Provided passage –
The Daily Agenda: Getting the lawyers involved
Danny, Kirk and Mike strike back ... Trading the new water agency for an old one ... And the culmination of Sign Wars Week.
A year ago, USA Today’s Craig Harris (formerly of the Republic) wrote a scathing expose detailing the shady collaboration between three former Gov. Doug Ducey staffers and a company called Ryan LLC that finds or creates creative tax breaks for its customers, in this case, an Arizona oil company.
The five-part subscriber-only series revealed a heated battle that Ryan LLC and its three newly hired Arizona consultants, Danny Seiden, Kirk Adams and Mike Liburdi, waged against the Arizona Department of Revenue over whether diesel gas that Ryan’s client sold to a mining operation qualified as “mining equipment” and therefore should not have been taxed. If Ryan won, it could punch a $100 million loophole into Arizona tax code and earn itself a cut.

Task objective – In the article above, what is the Spanish translation of the sentence "If Ryan won, it could punch a $100 million loophole into Arizona tax code and earn itself a cut."?

Layout region records:
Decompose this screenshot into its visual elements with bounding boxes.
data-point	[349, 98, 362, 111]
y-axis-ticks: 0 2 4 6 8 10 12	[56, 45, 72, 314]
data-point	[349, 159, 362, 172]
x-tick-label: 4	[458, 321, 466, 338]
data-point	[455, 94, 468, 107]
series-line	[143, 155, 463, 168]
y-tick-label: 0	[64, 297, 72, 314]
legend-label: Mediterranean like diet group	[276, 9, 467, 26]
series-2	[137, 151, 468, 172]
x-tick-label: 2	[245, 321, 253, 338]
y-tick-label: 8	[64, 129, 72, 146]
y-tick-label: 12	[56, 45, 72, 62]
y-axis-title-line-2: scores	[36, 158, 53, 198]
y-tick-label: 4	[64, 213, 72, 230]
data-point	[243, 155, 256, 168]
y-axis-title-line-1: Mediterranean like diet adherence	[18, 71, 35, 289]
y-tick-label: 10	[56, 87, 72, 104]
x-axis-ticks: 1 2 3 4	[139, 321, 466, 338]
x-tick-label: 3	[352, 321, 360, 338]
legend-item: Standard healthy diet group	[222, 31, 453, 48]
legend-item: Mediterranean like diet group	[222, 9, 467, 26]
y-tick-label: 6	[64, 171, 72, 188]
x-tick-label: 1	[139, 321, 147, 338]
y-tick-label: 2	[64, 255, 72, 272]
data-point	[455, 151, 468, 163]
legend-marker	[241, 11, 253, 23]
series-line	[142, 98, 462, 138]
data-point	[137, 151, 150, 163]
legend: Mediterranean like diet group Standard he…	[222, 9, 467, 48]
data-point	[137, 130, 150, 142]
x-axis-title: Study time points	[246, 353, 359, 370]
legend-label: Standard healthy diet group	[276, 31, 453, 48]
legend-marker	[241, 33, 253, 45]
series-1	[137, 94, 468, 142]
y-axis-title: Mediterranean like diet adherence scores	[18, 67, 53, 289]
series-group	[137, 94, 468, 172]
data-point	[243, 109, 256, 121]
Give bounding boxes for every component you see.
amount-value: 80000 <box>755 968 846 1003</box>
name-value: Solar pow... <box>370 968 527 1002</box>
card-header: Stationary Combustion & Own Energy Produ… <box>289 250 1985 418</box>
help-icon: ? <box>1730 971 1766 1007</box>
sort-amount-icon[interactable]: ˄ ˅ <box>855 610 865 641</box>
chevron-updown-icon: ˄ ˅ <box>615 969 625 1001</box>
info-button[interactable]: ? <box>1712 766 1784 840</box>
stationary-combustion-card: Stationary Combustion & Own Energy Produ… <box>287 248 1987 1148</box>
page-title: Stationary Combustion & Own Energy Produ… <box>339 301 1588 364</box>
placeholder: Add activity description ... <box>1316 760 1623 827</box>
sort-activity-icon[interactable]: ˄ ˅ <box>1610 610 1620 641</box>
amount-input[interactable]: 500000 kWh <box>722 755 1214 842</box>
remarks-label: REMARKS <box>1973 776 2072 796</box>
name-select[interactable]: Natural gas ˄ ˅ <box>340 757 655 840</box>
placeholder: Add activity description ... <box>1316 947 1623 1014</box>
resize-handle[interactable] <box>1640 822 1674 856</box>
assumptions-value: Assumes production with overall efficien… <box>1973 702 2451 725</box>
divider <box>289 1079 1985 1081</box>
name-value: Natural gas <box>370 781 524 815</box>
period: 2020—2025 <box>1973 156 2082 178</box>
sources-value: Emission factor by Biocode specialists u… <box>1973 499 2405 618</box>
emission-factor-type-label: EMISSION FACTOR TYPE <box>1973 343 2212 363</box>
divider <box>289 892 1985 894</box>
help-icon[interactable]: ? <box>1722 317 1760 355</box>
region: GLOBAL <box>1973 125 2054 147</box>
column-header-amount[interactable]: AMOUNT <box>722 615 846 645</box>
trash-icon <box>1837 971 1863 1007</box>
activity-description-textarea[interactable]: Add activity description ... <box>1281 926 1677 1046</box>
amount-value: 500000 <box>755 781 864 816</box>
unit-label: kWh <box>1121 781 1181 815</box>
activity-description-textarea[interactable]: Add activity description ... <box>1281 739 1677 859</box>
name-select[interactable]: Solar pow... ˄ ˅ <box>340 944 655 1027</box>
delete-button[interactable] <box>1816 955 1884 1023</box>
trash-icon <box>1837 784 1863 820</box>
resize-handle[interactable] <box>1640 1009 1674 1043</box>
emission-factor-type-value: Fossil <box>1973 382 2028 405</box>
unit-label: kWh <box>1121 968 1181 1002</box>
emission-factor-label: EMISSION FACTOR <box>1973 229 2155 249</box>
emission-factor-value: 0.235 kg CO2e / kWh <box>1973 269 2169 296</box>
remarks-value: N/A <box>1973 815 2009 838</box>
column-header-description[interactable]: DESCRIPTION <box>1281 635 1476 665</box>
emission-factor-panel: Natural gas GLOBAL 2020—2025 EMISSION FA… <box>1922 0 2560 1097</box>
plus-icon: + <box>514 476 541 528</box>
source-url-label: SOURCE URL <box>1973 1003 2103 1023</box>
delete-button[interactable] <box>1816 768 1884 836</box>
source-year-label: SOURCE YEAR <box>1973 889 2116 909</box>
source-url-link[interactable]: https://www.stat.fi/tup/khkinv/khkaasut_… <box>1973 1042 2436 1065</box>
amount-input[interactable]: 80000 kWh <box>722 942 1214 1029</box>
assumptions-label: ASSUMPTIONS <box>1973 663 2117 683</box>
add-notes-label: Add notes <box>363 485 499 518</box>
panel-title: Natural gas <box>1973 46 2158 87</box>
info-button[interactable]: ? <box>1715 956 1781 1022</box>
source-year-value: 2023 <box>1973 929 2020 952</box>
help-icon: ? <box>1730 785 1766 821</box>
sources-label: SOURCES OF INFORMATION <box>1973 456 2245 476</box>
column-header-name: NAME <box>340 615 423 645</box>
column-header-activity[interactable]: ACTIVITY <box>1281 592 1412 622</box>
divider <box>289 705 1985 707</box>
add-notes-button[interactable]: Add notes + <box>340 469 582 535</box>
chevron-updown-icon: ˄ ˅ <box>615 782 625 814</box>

Complete output – Si Ryan ganaba, podría abrir una laguna de 100 millones de dólares en el código tributario de Arizona y quedarse con una parte.